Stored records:

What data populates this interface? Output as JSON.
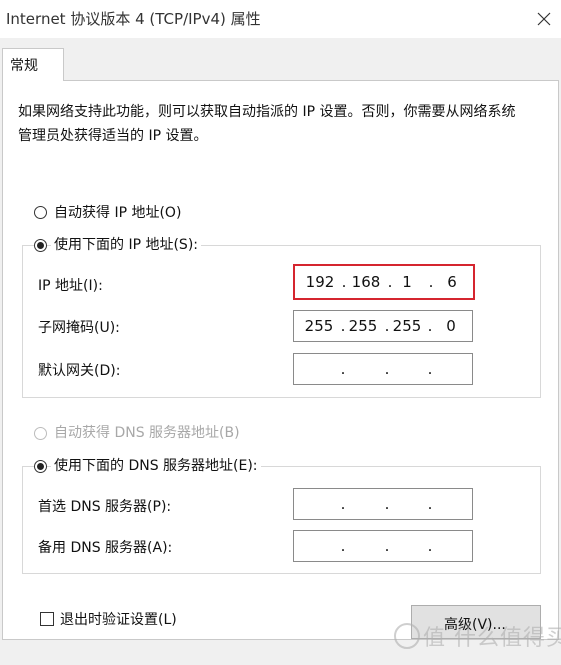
{
  "window": {
    "title": "Internet 协议版本 4 (TCP/IPv4) 属性",
    "close_symbol": "✕"
  },
  "tabs": [
    {
      "label": "常规",
      "selected": true
    }
  ],
  "general": {
    "description": "如果网络支持此功能，则可以获取自动指派的 IP 设置。否则，你需要从网络系统管理员处获得适当的 IP 设置。",
    "ip_mode": {
      "auto_label": "自动获得 IP 地址(O)",
      "manual_label": "使用下面的 IP 地址(S):",
      "selected": "manual"
    },
    "ip_fields": {
      "ip_label": "IP 地址(I):",
      "ip_octets": [
        "192",
        "168",
        "1",
        "6"
      ],
      "mask_label": "子网掩码(U):",
      "mask_octets": [
        "255",
        "255",
        "255",
        "0"
      ],
      "gateway_label": "默认网关(D):",
      "gateway_octets": [
        "",
        "",
        "",
        ""
      ]
    },
    "dns_mode": {
      "auto_label": "自动获得 DNS 服务器地址(B)",
      "auto_disabled": true,
      "manual_label": "使用下面的 DNS 服务器地址(E):",
      "selected": "manual"
    },
    "dns_fields": {
      "preferred_label": "首选 DNS 服务器(P):",
      "preferred_octets": [
        "",
        "",
        "",
        ""
      ],
      "alternate_label": "备用 DNS 服务器(A):",
      "alternate_octets": [
        "",
        "",
        "",
        ""
      ]
    },
    "validate_on_exit": {
      "label": "退出时验证设置(L)",
      "checked": false
    },
    "advanced_button": "高级(V)..."
  },
  "watermark": {
    "text": "值 什么值得买"
  },
  "colors": {
    "highlight_border": "#d5252f",
    "panel_background": "#ffffff",
    "dialog_background": "#f0f0f0"
  }
}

» **Given task**
Write out the entries above word for word. Do not include the pictures.

» **Solved problem**
What data populates this interface? Output as JSON.
{
  "window": {
    "title": "Internet 协议版本 4 (TCP/IPv4) 属性",
    "close_symbol": "✕"
  },
  "tabs": [
    {
      "label": "常规",
      "selected": true
    }
  ],
  "general": {
    "description": "如果网络支持此功能，则可以获取自动指派的 IP 设置。否则，你需要从网络系统管理员处获得适当的 IP 设置。",
    "ip_mode": {
      "auto_label": "自动获得 IP 地址(O)",
      "manual_label": "使用下面的 IP 地址(S):",
      "selected": "manual"
    },
    "ip_fields": {
      "ip_label": "IP 地址(I):",
      "ip_octets": [
        "192",
        "168",
        "1",
        "6"
      ],
      "mask_label": "子网掩码(U):",
      "mask_octets": [
        "255",
        "255",
        "255",
        "0"
      ],
      "gateway_label": "默认网关(D):",
      "gateway_octets": [
        "",
        "",
        "",
        ""
      ]
    },
    "dns_mode": {
      "auto_label": "自动获得 DNS 服务器地址(B)",
      "auto_disabled": true,
      "manual_label": "使用下面的 DNS 服务器地址(E):",
      "selected": "manual"
    },
    "dns_fields": {
      "preferred_label": "首选 DNS 服务器(P):",
      "preferred_octets": [
        "",
        "",
        "",
        ""
      ],
      "alternate_label": "备用 DNS 服务器(A):",
      "alternate_octets": [
        "",
        "",
        "",
        ""
      ]
    },
    "validate_on_exit": {
      "label": "退出时验证设置(L)",
      "checked": false
    },
    "advanced_button": "高级(V)..."
  },
  "watermark": {
    "text": "值 什么值得买"
  },
  "colors": {
    "highlight_border": "#d5252f",
    "panel_background": "#ffffff",
    "dialog_background": "#f0f0f0"
  }
}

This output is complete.